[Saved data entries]
»»

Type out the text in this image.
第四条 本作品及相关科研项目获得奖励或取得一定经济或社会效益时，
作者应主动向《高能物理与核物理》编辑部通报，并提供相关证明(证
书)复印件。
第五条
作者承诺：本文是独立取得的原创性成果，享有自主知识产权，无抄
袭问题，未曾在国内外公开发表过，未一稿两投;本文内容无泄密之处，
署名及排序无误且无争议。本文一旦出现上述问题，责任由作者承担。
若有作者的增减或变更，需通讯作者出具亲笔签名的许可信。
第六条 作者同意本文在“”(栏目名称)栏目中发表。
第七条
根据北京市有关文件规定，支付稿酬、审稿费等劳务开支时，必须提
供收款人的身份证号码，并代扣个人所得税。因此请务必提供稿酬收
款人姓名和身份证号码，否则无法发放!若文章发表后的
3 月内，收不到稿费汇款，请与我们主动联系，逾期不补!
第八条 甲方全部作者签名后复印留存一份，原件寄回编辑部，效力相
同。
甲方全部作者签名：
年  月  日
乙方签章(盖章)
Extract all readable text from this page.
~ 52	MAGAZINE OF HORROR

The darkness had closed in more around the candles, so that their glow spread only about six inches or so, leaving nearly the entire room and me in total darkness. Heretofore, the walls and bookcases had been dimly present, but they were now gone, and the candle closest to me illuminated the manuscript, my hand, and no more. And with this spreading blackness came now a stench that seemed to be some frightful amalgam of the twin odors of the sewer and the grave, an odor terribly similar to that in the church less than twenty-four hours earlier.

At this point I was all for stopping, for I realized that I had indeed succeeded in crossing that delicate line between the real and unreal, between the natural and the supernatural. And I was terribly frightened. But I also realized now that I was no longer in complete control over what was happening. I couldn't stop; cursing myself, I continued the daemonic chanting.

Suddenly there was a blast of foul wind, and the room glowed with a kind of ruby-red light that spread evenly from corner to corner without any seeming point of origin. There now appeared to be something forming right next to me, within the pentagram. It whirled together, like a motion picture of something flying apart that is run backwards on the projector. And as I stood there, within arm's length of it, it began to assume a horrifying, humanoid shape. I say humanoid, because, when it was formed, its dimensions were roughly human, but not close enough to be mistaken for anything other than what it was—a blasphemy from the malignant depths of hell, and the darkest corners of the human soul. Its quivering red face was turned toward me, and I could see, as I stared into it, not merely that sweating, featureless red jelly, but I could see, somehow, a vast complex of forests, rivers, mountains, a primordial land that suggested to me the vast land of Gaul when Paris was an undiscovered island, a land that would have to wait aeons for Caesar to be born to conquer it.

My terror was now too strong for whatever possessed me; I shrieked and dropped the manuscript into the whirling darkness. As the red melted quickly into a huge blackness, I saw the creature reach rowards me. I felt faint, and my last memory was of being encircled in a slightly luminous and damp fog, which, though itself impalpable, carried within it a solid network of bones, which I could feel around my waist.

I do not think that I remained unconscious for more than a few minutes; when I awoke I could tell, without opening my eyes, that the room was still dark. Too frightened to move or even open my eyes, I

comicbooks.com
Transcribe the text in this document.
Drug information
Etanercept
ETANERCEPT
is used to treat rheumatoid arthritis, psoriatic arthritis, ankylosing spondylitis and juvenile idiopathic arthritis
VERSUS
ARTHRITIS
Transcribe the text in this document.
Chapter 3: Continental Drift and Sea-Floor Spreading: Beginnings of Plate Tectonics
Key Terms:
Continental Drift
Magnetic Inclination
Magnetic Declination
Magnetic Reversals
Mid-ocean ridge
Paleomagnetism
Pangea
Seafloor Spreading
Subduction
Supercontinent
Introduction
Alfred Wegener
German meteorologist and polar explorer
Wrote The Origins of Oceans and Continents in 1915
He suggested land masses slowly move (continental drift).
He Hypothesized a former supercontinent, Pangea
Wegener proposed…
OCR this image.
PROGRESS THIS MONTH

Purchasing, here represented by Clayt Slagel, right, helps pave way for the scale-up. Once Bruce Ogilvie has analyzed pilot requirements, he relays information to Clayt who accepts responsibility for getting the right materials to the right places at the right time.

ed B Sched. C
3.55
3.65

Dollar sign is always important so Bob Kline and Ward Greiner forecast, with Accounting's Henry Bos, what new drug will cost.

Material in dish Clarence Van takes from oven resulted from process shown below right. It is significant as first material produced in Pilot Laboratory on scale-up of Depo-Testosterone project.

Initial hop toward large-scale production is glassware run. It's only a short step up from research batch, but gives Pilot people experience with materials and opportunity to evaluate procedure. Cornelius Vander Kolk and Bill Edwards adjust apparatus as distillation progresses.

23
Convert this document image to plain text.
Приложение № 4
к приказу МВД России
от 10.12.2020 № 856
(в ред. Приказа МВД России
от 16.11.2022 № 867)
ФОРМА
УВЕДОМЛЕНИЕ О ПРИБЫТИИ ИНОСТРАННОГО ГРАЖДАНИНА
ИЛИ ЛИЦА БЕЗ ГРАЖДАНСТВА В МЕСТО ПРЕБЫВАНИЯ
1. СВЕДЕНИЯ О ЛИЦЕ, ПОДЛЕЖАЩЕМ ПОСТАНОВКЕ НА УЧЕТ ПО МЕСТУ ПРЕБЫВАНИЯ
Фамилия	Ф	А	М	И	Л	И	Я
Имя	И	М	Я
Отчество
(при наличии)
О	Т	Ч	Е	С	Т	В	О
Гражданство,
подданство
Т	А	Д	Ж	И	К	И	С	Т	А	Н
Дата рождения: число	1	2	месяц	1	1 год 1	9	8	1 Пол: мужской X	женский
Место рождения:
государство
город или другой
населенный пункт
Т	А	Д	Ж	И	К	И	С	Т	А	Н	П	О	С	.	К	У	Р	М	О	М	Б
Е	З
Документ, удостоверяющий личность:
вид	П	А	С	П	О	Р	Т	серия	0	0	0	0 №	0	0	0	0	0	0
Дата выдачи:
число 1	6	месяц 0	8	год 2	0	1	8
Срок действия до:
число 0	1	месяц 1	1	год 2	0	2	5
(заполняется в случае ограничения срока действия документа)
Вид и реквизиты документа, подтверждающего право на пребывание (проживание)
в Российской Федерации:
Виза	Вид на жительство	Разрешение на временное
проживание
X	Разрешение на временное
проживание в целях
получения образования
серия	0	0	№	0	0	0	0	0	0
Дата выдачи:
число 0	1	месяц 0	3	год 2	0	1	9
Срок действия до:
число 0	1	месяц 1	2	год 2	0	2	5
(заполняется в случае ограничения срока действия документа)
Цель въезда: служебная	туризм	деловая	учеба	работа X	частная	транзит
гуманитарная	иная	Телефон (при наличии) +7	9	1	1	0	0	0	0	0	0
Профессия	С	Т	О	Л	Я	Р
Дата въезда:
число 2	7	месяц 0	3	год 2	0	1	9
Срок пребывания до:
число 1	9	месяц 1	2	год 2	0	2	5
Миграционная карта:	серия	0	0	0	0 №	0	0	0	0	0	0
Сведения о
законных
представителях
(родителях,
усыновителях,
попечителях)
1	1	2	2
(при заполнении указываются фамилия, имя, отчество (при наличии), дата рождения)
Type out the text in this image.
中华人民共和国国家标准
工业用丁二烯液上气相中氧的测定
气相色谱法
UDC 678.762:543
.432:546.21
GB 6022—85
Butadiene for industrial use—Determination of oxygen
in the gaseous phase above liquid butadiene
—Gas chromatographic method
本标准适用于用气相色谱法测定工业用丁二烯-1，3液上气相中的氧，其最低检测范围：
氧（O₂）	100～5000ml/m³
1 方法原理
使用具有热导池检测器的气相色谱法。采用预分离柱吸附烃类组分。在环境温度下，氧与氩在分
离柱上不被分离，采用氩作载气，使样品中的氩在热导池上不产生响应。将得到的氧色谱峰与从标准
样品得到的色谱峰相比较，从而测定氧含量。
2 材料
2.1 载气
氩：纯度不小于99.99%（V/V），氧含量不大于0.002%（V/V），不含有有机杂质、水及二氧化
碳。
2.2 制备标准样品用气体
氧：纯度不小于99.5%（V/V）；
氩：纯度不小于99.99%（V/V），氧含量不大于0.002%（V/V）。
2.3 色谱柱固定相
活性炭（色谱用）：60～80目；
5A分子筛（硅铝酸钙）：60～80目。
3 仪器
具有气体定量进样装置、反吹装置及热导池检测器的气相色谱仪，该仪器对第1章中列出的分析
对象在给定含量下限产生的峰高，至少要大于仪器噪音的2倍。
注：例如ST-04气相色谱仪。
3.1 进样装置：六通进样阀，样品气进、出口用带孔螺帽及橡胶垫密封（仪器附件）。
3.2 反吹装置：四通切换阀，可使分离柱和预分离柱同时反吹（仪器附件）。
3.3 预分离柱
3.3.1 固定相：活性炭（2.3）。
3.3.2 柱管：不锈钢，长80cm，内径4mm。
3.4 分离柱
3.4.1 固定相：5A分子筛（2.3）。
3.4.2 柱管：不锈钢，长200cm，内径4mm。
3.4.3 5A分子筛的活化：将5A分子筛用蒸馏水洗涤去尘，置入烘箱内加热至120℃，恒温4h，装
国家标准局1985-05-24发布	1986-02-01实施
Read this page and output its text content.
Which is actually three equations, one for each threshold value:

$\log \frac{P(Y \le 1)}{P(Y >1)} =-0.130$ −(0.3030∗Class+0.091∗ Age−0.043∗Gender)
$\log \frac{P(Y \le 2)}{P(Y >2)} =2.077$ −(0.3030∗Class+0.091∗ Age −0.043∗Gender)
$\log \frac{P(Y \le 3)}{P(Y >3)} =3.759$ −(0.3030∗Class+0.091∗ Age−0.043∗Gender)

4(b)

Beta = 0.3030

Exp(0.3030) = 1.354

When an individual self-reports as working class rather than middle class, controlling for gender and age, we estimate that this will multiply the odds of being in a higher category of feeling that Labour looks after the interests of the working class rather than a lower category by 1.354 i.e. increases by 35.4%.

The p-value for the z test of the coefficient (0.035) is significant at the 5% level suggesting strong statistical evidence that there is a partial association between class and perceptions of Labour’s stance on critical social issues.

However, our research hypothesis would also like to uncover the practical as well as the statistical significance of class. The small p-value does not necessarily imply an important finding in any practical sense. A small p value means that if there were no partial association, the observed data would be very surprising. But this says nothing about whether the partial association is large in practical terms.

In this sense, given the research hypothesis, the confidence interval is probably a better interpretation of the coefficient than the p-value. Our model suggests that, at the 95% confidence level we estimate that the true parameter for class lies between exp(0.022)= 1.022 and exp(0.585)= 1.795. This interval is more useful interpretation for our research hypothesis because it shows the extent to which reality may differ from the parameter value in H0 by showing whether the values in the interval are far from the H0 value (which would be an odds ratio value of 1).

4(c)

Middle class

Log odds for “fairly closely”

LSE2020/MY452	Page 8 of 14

««

# [Exercise instructions]
Copy every line in the listing above where the string "information" turns up.

# [Response to the exercise]
Drug information
Purchasing, here represented by Clayt Slagel, right, helps pave way for the scale-up. Once Bruce Ogilvie has analyzed pilot requirements, he relays information to Clayt who accepts responsibility for getting the right materials to the right places at the right time.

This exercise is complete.